** START **
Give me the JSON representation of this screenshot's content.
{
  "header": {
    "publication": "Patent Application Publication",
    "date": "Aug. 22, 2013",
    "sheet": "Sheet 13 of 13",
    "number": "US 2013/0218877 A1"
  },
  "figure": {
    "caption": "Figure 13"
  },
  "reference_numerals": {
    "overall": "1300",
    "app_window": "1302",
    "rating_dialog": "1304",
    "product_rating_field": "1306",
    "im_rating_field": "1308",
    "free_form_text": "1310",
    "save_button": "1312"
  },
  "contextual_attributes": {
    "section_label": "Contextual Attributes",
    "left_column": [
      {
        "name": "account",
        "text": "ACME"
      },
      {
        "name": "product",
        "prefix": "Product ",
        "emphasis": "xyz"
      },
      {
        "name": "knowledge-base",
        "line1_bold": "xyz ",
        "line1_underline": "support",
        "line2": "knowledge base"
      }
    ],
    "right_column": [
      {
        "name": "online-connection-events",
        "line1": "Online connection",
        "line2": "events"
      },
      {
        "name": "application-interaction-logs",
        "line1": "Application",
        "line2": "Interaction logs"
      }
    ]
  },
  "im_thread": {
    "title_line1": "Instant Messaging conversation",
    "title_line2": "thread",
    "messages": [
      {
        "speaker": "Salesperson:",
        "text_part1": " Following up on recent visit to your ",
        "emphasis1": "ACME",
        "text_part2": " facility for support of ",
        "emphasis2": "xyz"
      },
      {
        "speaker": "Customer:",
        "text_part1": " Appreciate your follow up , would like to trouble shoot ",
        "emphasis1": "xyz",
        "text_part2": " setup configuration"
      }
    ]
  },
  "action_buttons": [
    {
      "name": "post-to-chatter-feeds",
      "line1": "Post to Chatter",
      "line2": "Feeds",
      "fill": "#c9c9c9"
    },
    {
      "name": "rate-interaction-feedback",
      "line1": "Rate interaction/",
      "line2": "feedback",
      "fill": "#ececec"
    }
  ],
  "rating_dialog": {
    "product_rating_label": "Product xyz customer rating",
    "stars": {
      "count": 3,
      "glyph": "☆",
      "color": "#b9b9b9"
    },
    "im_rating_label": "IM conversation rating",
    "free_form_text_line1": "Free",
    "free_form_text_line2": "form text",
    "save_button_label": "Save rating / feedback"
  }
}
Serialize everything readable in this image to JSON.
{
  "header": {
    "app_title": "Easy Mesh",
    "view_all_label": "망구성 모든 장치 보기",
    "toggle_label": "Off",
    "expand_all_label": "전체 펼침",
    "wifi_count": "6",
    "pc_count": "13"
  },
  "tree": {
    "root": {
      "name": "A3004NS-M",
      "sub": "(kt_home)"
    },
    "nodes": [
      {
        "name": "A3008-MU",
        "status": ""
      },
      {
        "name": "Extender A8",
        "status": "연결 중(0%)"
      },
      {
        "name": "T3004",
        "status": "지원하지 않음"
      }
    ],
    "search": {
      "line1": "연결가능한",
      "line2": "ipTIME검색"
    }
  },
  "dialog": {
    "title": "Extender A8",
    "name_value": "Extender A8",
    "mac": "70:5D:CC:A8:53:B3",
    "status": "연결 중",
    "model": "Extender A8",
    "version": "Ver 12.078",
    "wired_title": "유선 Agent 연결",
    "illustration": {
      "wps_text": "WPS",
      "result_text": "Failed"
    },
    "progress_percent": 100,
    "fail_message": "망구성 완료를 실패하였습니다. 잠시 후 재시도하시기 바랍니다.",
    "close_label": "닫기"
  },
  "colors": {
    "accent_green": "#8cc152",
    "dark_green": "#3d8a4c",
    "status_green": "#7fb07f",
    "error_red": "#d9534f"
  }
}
** END **
## WRITTEN REQUEST
Set out the complete listing exactly as shown.

## ANSWER TO THE EXERCISE
Give me the JSON representation of this screenshot's content.
{
  "header": {
    "publication": "Patent Application Publication",
    "date": "Aug. 22, 2013",
    "sheet": "Sheet 13 of 13",
    "number": "US 2013/0218877 A1"
  },
  "figure": {
    "caption": "Figure 13"
  },
  "reference_numerals": {
    "overall": "1300",
    "app_window": "1302",
    "rating_dialog": "1304",
    "product_rating_field": "1306",
    "im_rating_field": "1308",
    "free_form_text": "1310",
    "save_button": "1312"
  },
  "contextual_attributes": {
    "section_label": "Contextual Attributes",
    "left_column": [
      {
        "name": "account",
        "text": "ACME"
      },
      {
        "name": "product",
        "prefix": "Product ",
        "emphasis": "xyz"
      },
      {
        "name": "knowledge-base",
        "line1_bold": "xyz ",
        "line1_underline": "support",
        "line2": "knowledge base"
      }
    ],
    "right_column": [
      {
        "name": "online-connection-events",
        "line1": "Online connection",
        "line2": "events"
      },
      {
        "name": "application-interaction-logs",
        "line1": "Application",
        "line2": "Interaction logs"
      }
    ]
  },
  "im_thread": {
    "title_line1": "Instant Messaging conversation",
    "title_line2": "thread",
    "messages": [
      {
        "speaker": "Salesperson:",
        "text_part1": " Following up on recent visit to your ",
        "emphasis1": "ACME",
        "text_part2": " facility for support of ",
        "emphasis2": "xyz"
      },
      {
        "speaker": "Customer:",
        "text_part1": " Appreciate your follow up , would like to trouble shoot ",
        "emphasis1": "xyz",
        "text_part2": " setup configuration"
      }
    ]
  },
  "action_buttons": [
    {
      "name": "post-to-chatter-feeds",
      "line1": "Post to Chatter",
      "line2": "Feeds",
      "fill": "#c9c9c9"
    },
    {
      "name": "rate-interaction-feedback",
      "line1": "Rate interaction/",
      "line2": "feedback",
      "fill": "#ececec"
    }
  ],
  "rating_dialog": {
    "product_rating_label": "Product xyz customer rating",
    "stars": {
      "count": 3,
      "glyph": "☆",
      "color": "#b9b9b9"
    },
    "im_rating_label": "IM conversation rating",
    "free_form_text_line1": "Free",
    "free_form_text_line2": "form text",
    "save_button_label": "Save rating / feedback"
  }
}
Serialize everything readable in this image to JSON.
{
  "header": {
    "app_title": "Easy Mesh",
    "view_all_label": "망구성 모든 장치 보기",
    "toggle_label": "Off",
    "expand_all_label": "전체 펼침",
    "wifi_count": "6",
    "pc_count": "13"
  },
  "tree": {
    "root": {
      "name": "A3004NS-M",
      "sub": "(kt_home)"
    },
    "nodes": [
      {
        "name": "A3008-MU",
        "status": ""
      },
      {
        "name": "Extender A8",
        "status": "연결 중(0%)"
      },
      {
        "name": "T3004",
        "status": "지원하지 않음"
      }
    ],
    "search": {
      "line1": "연결가능한",
      "line2": "ipTIME검색"
    }
  },
  "dialog": {
    "title": "Extender A8",
    "name_value": "Extender A8",
    "mac": "70:5D:CC:A8:53:B3",
    "status": "연결 중",
    "model": "Extender A8",
    "version": "Ver 12.078",
    "wired_title": "유선 Agent 연결",
    "illustration": {
      "wps_text": "WPS",
      "result_text": "Failed"
    },
    "progress_percent": 100,
    "fail_message": "망구성 완료를 실패하였습니다. 잠시 후 재시도하시기 바랍니다.",
    "close_label": "닫기"
  },
  "colors": {
    "accent_green": "#8cc152",
    "dark_green": "#3d8a4c",
    "status_green": "#7fb07f",
    "error_red": "#d9534f"
  }
}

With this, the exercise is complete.